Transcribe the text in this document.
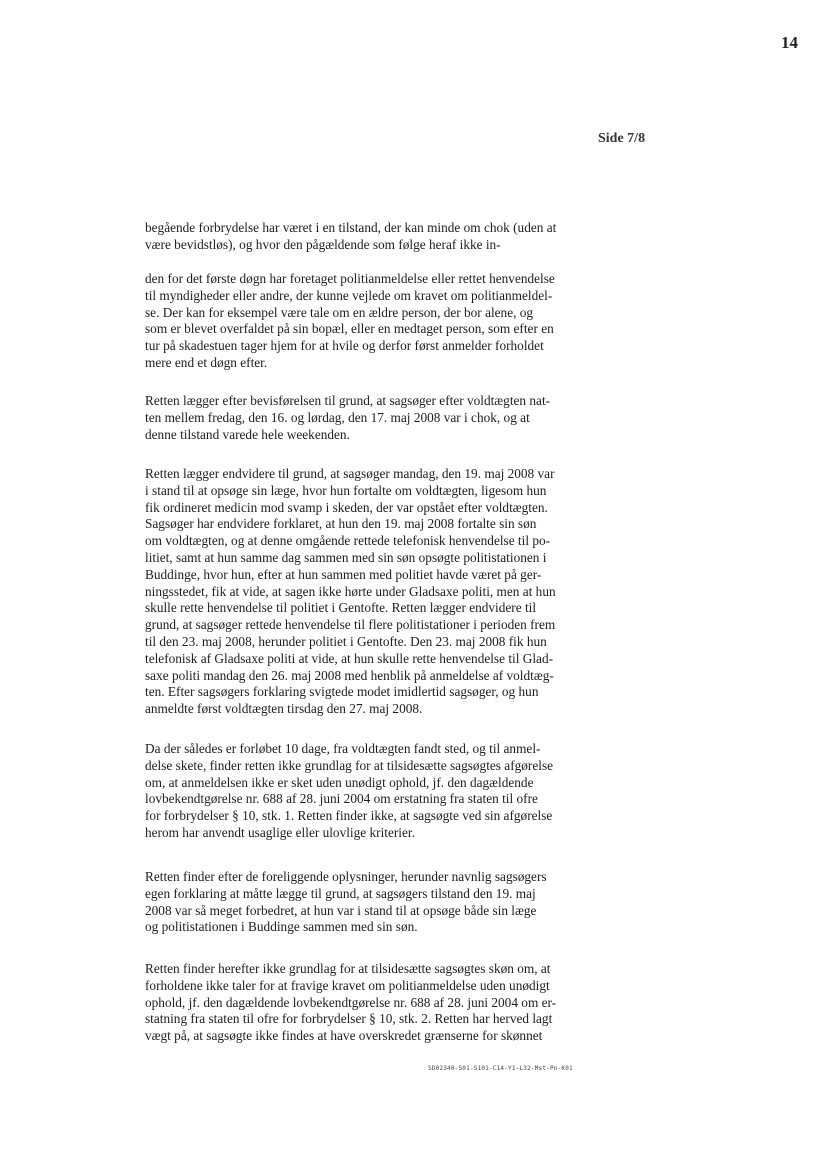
14
Side 7/8
begående forbrydelse har været i en tilstand, der kan minde om chok (uden at
være bevidstløs), og hvor den pågældende som følge heraf ikke in-
den for det første døgn har foretaget politianmeldelse eller rettet henvendelse
til myndigheder eller andre, der kunne vejlede om kravet om politianmeldel-
se. Der kan for eksempel være tale om en ældre person, der bor alene, og
som er blevet overfaldet på sin bopæl, eller en medtaget person, som efter en
tur på skadestuen tager hjem for at hvile og derfor først anmelder forholdet
mere end et døgn efter.
Retten lægger efter bevisførelsen til grund, at sagsøger efter voldtægten nat-
ten mellem fredag, den 16. og lørdag, den 17. maj 2008 var i chok, og at
denne tilstand varede hele weekenden.
Retten lægger endvidere til grund, at sagsøger mandag, den 19. maj 2008 var
i stand til at opsøge sin læge, hvor hun fortalte om voldtægten, ligesom hun
fik ordineret medicin mod svamp i skeden, der var opstået efter voldtægten.
Sagsøger har endvidere forklaret, at hun den 19. maj 2008 fortalte sin søn
om voldtægten, og at denne omgående rettede telefonisk henvendelse til po-
litiet, samt at hun samme dag sammen med sin søn opsøgte politistationen i
Buddinge, hvor hun, efter at hun sammen med politiet havde været på ger-
ningsstedet, fik at vide, at sagen ikke hørte under Gladsaxe politi, men at hun
skulle rette henvendelse til politiet i Gentofte. Retten lægger endvidere til
grund, at sagsøger rettede henvendelse til flere politistationer i perioden frem
til den 23. maj 2008, herunder politiet i Gentofte. Den 23. maj 2008 fik hun
telefonisk af Gladsaxe politi at vide, at hun skulle rette henvendelse til Glad-
saxe politi mandag den 26. maj 2008 med henblik på anmeldelse af voldtæg-
ten. Efter sagsøgers forklaring svigtede modet imidlertid sagsøger, og hun
anmeldte først voldtægten tirsdag den 27. maj 2008.
Da der således er forløbet 10 dage, fra voldtægten fandt sted, og til anmel-
delse skete, finder retten ikke grundlag for at tilsidesætte sagsøgtes afgørelse
om, at anmeldelsen ikke er sket uden unødigt ophold, jf. den dagældende
lovbekendtgørelse nr. 688 af 28. juni 2004 om erstatning fra staten til ofre
for forbrydelser § 10, stk. 1. Retten finder ikke, at sagsøgte ved sin afgørelse
herom har anvendt usaglige eller ulovlige kriterier.
Retten finder efter de foreliggende oplysninger, herunder navnlig sagsøgers
egen forklaring at måtte lægge til grund, at sagsøgers tilstand den 19. maj
2008 var så meget forbedret, at hun var i stand til at opsøge både sin læge
og politistationen i Buddinge sammen med sin søn.
Retten finder herefter ikke grundlag for at tilsidesætte sagsøgtes skøn om, at
forholdene ikke taler for at fravige kravet om politianmeldelse uden unødigt
ophold, jf. den dagældende lovbekendtgørelse nr. 688 af 28. juni 2004 om er-
statning fra staten til ofre for forbrydelser § 10, stk. 2. Retten har herved lagt
vægt på, at sagsøgte ikke findes at have overskredet grænserne for skønnet
SD02340-S01-S101-C14-Y1-L32-Mst-Pn-K01
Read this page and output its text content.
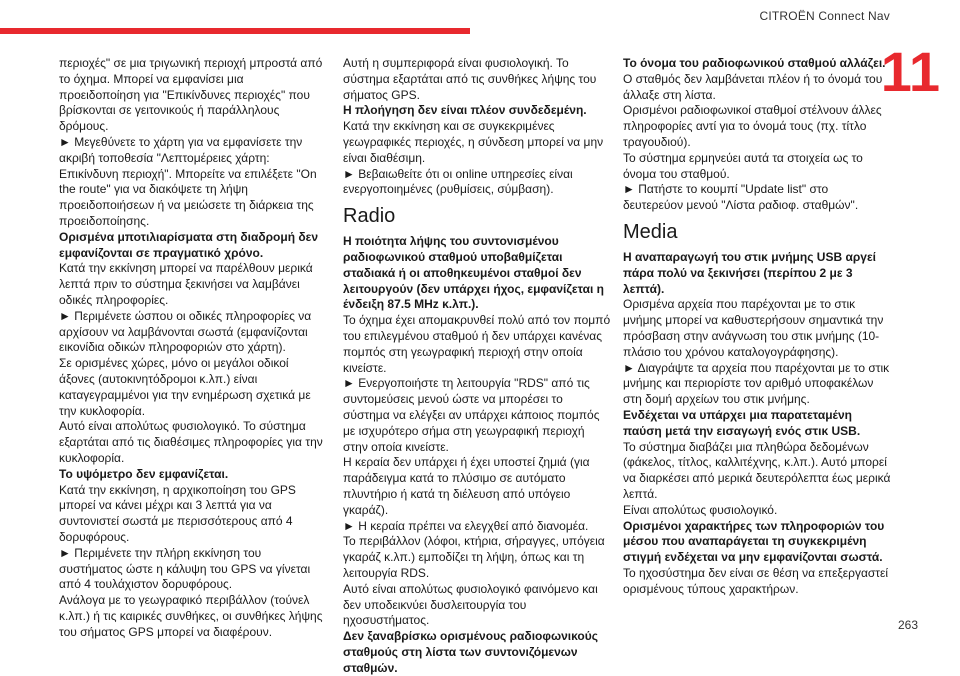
CITROËN Connect Nav
11

περιοχές" σε μια τριγωνική περιοχή μπροστά από το όχημα. Μπορεί να εμφανίσει μια προειδοποίηση για "Επικίνδυνες περιοχές" που βρίσκονται σε γειτονικούς ή παράλληλους δρόμους.

► Μεγεθύνετε το χάρτη για να εμφανίσετε την ακριβή τοποθεσία "Λεπτομέρειες χάρτη: Επικίνδυνη περιοχή". Μπορείτε να επιλέξετε "On the route" για να διακόψετε τη λήψη προειδοποιήσεων ή να μειώσετε τη διάρκεια της προειδοποίησης.

Ορισμένα μποτιλιαρίσματα στη διαδρομή δεν εμφανίζονται σε πραγματικό χρόνο.

Κατά την εκκίνηση μπορεί να παρέλθουν μερικά λεπτά πριν το σύστημα ξεκινήσει να λαμβάνει οδικές πληροφορίες.

► Περιμένετε ώσπου οι οδικές πληροφορίες να αρχίσουν να λαμβάνονται σωστά (εμφανίζονται εικονίδια οδικών πληροφοριών στο χάρτη).

Σε ορισμένες χώρες, μόνο οι μεγάλοι οδικοί άξονες (αυτοκινητόδρομοι κ.λπ.) είναι καταγεγραμμένοι για την ενημέρωση σχετικά με την κυκλοφορία.

Αυτό είναι απολύτως φυσιολογικό. Το σύστημα εξαρτάται από τις διαθέσιμες πληροφορίες για την κυκλοφορία.

Το υψόμετρο δεν εμφανίζεται.

Κατά την εκκίνηση, η αρχικοποίηση του GPS μπορεί να κάνει μέχρι και 3 λεπτά για να συντονιστεί σωστά με περισσότερους από 4 δορυφόρους.

► Περιμένετε την πλήρη εκκίνηση του συστήματος ώστε η κάλυψη του GPS να γίνεται από 4 τουλάχιστον δορυφόρους.

Ανάλογα με το γεωγραφικό περιβάλλον (τούνελ κ.λπ.) ή τις καιρικές συνθήκες, οι συνθήκες λήψης του σήματος GPS μπορεί να διαφέρουν.

Αυτή η συμπεριφορά είναι φυσιολογική. Το σύστημα εξαρτάται από τις συνθήκες λήψης του σήματος GPS.

Η πλοήγηση δεν είναι πλέον συνδεδεμένη.

Κατά την εκκίνηση και σε συγκεκριμένες γεωγραφικές περιοχές, η σύνδεση μπορεί να μην είναι διαθέσιμη.

► Βεβαιωθείτε ότι οι online υπηρεσίες είναι ενεργοποιημένες (ρυθμίσεις, σύμβαση).

Radio

Η ποιότητα λήψης του συντονισμένου ραδιοφωνικού σταθμού υποβαθμίζεται σταδιακά ή οι αποθηκευμένοι σταθμοί δεν λειτουργούν (δεν υπάρχει ήχος, εμφανίζεται η ένδειξη 87.5 MHz κ.λπ.).

Το όχημα έχει απομακρυνθεί πολύ από τον πομπό του επιλεγμένου σταθμού ή δεν υπάρχει κανένας πομπός στη γεωγραφική περιοχή στην οποία κινείστε.

► Ενεργοποιήστε τη λειτουργία "RDS" από τις συντομεύσεις μενού ώστε να μπορέσει το σύστημα να ελέγξει αν υπάρχει κάποιος πομπός με ισχυρότερο σήμα στη γεωγραφική περιοχή στην οποία κινείστε.

Η κεραία δεν υπάρχει ή έχει υποστεί ζημιά (για παράδειγμα κατά το πλύσιμο σε αυτόματο πλυντήριο ή κατά τη διέλευση από υπόγειο γκαράζ).

► Η κεραία πρέπει να ελεγχθεί από διανομέα.

Το περιβάλλον (λόφοι, κτήρια, σήραγγες, υπόγεια γκαράζ κ.λπ.) εμποδίζει τη λήψη, όπως και τη λειτουργία RDS.

Αυτό είναι απολύτως φυσιολογικό φαινόμενο και δεν υποδεικνύει δυσλειτουργία του ηχοσυστήματος.

Δεν ξαναβρίσκω ορισμένους ραδιοφωνικούς σταθμούς στη λίστα των συντονιζόμενων σταθμών.

Το όνομα του ραδιοφωνικού σταθμού αλλάζει.

Ο σταθμός δεν λαμβάνεται πλέον ή το όνομά του άλλαξε στη λίστα.

Ορισμένοι ραδιοφωνικοί σταθμοί στέλνουν άλλες πληροφορίες αντί για το όνομά τους (πχ. τίτλο τραγουδιού).

Το σύστημα ερμηνεύει αυτά τα στοιχεία ως το όνομα του σταθμού.

► Πατήστε το κουμπί "Update list" στο δευτερεύον μενού "Λίστα ραδιοφ. σταθμών".

Media

Η αναπαραγωγή του στικ μνήμης USB αργεί πάρα πολύ να ξεκινήσει (περίπου 2 με 3 λεπτά).

Ορισμένα αρχεία που παρέχονται με το στικ μνήμης μπορεί να καθυστερήσουν σημαντικά την πρόσβαση στην ανάγνωση του στικ μνήμης (10-πλάσιο του χρόνου καταλογογράφησης).

► Διαγράψτε τα αρχεία που παρέχονται με το στικ μνήμης και περιορίστε τον αριθμό υποφακέλων στη δομή αρχείων του στικ μνήμης.

Ενδέχεται να υπάρχει μια παρατεταμένη παύση μετά την εισαγωγή ενός στικ USB.

Το σύστημα διαβάζει μια πληθώρα δεδομένων (φάκελος, τίτλος, καλλιτέχνης, κ.λπ.). Αυτό μπορεί να διαρκέσει από μερικά δευτερόλεπτα έως μερικά λεπτά.

Είναι απολύτως φυσιολογικό.

Ορισμένοι χαρακτήρες των πληροφοριών του μέσου που αναπαράγεται τη συγκεκριμένη στιγμή ενδέχεται να μην εμφανίζονται σωστά.

Το ηχοσύστημα δεν είναι σε θέση να επεξεργαστεί ορισμένους τύπους χαρακτήρων.

263
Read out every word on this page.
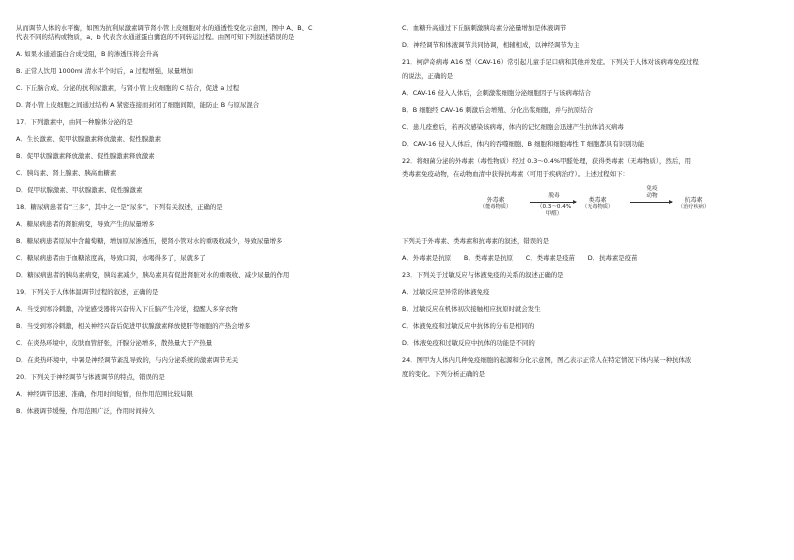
从而调节人体的水平衡，如图为抗利尿激素调节肾小管上皮细胞对水的通透性变化示意图，图中 A、B、C
代表不同的结构或物质，a、b 代表含水通道蛋白囊泡的不同转运过程。由图可知下列叙述错误的是
A. 如果水通道蛋白合成受阻，B 的渗透压将会升高
B. 正常人饮用 1000ml 清水半个时后，a 过程增强，尿量增加
C. 下丘脑合成、分泌的抗利尿激素，与肾小管上皮细胞的 C 结合，促进 a 过程
D. 肾小管上皮细胞之间通过结构 A 紧密连接而封闭了细胞间隙，能防止 B 与原尿混合
17．下列激素中，由同一种腺体分泌的是
A．生长激素、促甲状腺激素释放激素、促性腺激素
B．促甲状腺激素释放激素、促性腺激素释放激素
C．胰岛素、肾上腺素、胰高血糖素
D．促甲状腺激素、甲状腺激素、促性腺激素
18．糖尿病患者有“三多”，其中之一是“尿多”。下列有关叙述，正确的是
A．糖尿病患者的肾脏病变，导致产生的尿量增多
B．糖尿病患者原尿中含葡萄糖，增加原尿渗透压，使肾小管对水的重吸收减少，导致尿量增多
C．糖尿病患者由于血糖浓度高，导致口渴，水喝得多了，尿就多了
D．糖尿病患者的胰岛素病变，胰岛素减少，胰岛素具有促进肾脏对水的重吸收、减少尿量的作用
19．下列关于人体体温调节过程的叙述，正确的是
A．当受到寒冷刺激，冷觉感受器将兴奋传入下丘脑产生冷觉，提醒人多穿衣物
B．当受到寒冷刺激，相关神经兴奋后促进甲状腺激素释放使肝等细胞的产热会增多
C．在炎热环境中，皮肤血管舒张，汗腺分泌增多，散热量大于产热量
D．在炎热环境中，中暑是神经调节紊乱导致的，与内分泌系统的激素调节无关
20．下列关于神经调节与体液调节的特点，错误的是
A．神经调节迅速、准确，作用时间短暂，但作用范围比较局限
B．体液调节缓慢，作用范围广泛，作用时间持久
C．血糖升高通过下丘脑刺激胰岛素分泌量增加是体液调节
D．神经调节和体液调节共同协调，相辅相成，以神经调节为主
21．柯萨奇病毒 A16 型（CAV-16）常引起儿童手足口病和其他并发症。下列关于人体对该病毒免疫过程
的说法，正确的是
A．CAV-16 侵入人体后，会刺激浆细胞分泌细胞因子与该病毒结合
B．B 细胞经 CAV-16 刺激后会增殖、分化出浆细胞，并与抗原结合
C．患儿痊愈后，若再次感染该病毒，体内的记忆细胞会迅速产生抗体消灭病毒
D．CAV-16 侵入人体后，体内的吞噬细胞、B 细胞和细胞毒性 T 细胞都具有识别功能
22．将细菌分泌的外毒素（毒性物质）经过 0.3～0.4%甲醛处理，获得类毒素（无毒物质），然后，用
类毒素免疫动物，在动物血清中获得抗毒素（可用于疾病治疗）。上述过程如下：
外毒素
（能毒物质）
脱毒
（0.3～0.4%
甲醛）
类毒素
（无毒物质）
免疫
动物
抗毒素
（治疗疾病）
下列关于外毒素、类毒素和抗毒素的叙述，错误的是
A．外毒素是抗原　　B．类毒素是抗原　　C．类毒素是疫苗　　D．抗毒素是疫苗
23．下列关于过敏反应与体液免疫的关系的叙述正确的是
A．过敏反应是异常的体液免疫
B．过敏反应在机体初次接触相应抗原时就会发生
C．体液免疫和过敏反应中抗体的分布是相同的
D．体液免疫和过敏反应中抗体的功能是不同的
24．图甲为人体内几种免疫细胞的起源和分化示意图，图乙表示正常人在特定情况下体内某一种抗体浓
度的变化。下列分析正确的是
☆ ☆ ☆
_Objective:_
Lines that hold the word "κινείστε" are the ones to return, every one of them.

_Written response:_
Το όχημα έχει απομακρυνθεί πολύ από τον πομπό του επιλεγμένου σταθμού ή δεν υπάρχει κανένας πομπός στη γεωγραφική περιοχή στην οποία κινείστε.
► Ενεργοποιήστε τη λειτουργία "RDS" από τις συντομεύσεις μενού ώστε να μπορέσει το σύστημα να ελέγξει αν υπάρχει κάποιος πομπός με ισχυρότερο σήμα στη γεωγραφική περιοχή στην οποία κινείστε.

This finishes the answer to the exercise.